[BEGIN Task material]

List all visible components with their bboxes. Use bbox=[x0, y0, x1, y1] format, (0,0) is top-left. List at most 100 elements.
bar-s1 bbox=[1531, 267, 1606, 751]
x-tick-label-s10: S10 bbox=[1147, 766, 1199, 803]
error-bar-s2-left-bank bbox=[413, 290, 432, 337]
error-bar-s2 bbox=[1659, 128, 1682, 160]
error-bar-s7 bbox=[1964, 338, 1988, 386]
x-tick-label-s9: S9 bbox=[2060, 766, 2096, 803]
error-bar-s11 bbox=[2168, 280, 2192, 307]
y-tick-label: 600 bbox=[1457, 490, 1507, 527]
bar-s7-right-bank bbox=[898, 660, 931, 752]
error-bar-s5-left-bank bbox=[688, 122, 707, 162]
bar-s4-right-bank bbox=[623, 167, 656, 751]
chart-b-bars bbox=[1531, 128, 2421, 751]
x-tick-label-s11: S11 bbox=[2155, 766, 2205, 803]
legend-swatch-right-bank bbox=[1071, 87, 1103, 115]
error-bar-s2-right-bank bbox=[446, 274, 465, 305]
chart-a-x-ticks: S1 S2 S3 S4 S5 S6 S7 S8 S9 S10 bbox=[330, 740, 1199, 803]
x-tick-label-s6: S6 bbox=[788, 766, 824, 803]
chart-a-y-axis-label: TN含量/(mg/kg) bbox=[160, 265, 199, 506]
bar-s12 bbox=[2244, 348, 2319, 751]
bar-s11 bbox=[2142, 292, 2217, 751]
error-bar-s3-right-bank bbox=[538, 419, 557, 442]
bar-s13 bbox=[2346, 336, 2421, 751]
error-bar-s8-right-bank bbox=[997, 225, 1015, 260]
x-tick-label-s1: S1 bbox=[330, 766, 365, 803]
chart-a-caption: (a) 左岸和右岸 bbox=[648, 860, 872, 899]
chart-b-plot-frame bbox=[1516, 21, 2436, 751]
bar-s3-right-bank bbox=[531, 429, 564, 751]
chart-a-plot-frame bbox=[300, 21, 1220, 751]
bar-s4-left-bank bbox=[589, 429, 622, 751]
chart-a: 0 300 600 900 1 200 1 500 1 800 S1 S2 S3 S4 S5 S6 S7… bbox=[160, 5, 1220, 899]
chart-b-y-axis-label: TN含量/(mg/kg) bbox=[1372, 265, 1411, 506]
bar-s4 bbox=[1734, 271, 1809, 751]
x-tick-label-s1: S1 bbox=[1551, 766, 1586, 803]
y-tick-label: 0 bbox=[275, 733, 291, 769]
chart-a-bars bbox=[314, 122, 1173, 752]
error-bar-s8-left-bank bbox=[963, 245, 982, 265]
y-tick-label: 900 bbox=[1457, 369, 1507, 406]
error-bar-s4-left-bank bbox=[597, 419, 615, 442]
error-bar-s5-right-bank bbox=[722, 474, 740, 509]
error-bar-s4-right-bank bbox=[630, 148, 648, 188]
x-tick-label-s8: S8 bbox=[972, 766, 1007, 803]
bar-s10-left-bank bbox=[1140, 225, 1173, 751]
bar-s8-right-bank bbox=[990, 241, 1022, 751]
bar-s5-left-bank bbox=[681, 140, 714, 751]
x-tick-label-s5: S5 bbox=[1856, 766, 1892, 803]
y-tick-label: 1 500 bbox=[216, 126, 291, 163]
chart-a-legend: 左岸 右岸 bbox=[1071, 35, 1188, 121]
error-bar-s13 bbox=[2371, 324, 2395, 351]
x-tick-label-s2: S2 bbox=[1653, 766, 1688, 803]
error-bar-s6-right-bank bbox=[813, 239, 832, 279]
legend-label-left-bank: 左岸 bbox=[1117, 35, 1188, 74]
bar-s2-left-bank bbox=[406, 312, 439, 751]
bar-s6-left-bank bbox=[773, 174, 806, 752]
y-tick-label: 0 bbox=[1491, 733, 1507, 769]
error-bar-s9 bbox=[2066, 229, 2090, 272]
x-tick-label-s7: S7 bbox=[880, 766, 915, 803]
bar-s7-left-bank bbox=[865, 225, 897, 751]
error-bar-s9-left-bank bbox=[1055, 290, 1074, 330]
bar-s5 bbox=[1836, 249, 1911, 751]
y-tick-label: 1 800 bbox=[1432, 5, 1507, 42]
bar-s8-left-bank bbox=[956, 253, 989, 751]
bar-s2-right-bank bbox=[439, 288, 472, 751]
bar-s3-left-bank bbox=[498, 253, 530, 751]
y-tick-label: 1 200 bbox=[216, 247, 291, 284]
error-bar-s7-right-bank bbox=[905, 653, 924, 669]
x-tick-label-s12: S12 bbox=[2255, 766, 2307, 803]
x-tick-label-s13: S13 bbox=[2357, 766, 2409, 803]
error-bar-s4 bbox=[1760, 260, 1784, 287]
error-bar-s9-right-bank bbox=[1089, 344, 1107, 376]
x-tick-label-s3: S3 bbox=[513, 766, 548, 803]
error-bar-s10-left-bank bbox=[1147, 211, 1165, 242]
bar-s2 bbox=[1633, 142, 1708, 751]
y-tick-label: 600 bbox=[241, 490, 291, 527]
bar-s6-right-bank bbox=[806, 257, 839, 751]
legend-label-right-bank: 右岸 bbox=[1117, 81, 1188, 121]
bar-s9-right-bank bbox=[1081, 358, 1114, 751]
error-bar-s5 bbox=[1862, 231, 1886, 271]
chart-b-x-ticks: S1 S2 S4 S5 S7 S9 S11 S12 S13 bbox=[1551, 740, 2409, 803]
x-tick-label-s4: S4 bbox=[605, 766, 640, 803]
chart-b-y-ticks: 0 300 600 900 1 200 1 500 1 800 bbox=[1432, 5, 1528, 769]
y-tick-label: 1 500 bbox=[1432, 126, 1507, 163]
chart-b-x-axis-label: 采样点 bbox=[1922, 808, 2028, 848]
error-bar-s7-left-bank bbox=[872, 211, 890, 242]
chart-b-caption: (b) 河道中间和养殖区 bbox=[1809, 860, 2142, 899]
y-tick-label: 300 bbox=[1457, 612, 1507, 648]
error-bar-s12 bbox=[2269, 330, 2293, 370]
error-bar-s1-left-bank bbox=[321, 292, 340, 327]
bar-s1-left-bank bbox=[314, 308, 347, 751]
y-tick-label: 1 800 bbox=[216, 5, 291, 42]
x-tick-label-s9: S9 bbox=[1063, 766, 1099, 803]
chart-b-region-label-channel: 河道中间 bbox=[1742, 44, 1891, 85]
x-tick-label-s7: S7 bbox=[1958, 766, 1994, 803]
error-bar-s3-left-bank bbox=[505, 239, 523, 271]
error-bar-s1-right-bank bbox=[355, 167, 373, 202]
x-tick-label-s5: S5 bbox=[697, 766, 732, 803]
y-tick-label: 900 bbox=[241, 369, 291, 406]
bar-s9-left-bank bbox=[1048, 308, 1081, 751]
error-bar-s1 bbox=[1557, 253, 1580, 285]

[END Task material]

**Directive:** Swap "x-tick-label" for "x-axis-tick" in the part that opens with the first of the rows and closes with the line containing "error-bar-s11 bbox=[2168, 280, 2192, 307]", and give those lines again with nothing else changed.

**The completed task:**
List all visible components with their bboxes. Use bbox=[x0, y0, x1, y1] format, (0,0) is top-left. List at most 100 elements.
bar-s1 bbox=[1531, 267, 1606, 751]
x-axis-tick-s10: S10 bbox=[1147, 766, 1199, 803]
error-bar-s2-left-bank bbox=[413, 290, 432, 337]
error-bar-s2 bbox=[1659, 128, 1682, 160]
error-bar-s7 bbox=[1964, 338, 1988, 386]
x-axis-tick-s9: S9 bbox=[2060, 766, 2096, 803]
error-bar-s11 bbox=[2168, 280, 2192, 307]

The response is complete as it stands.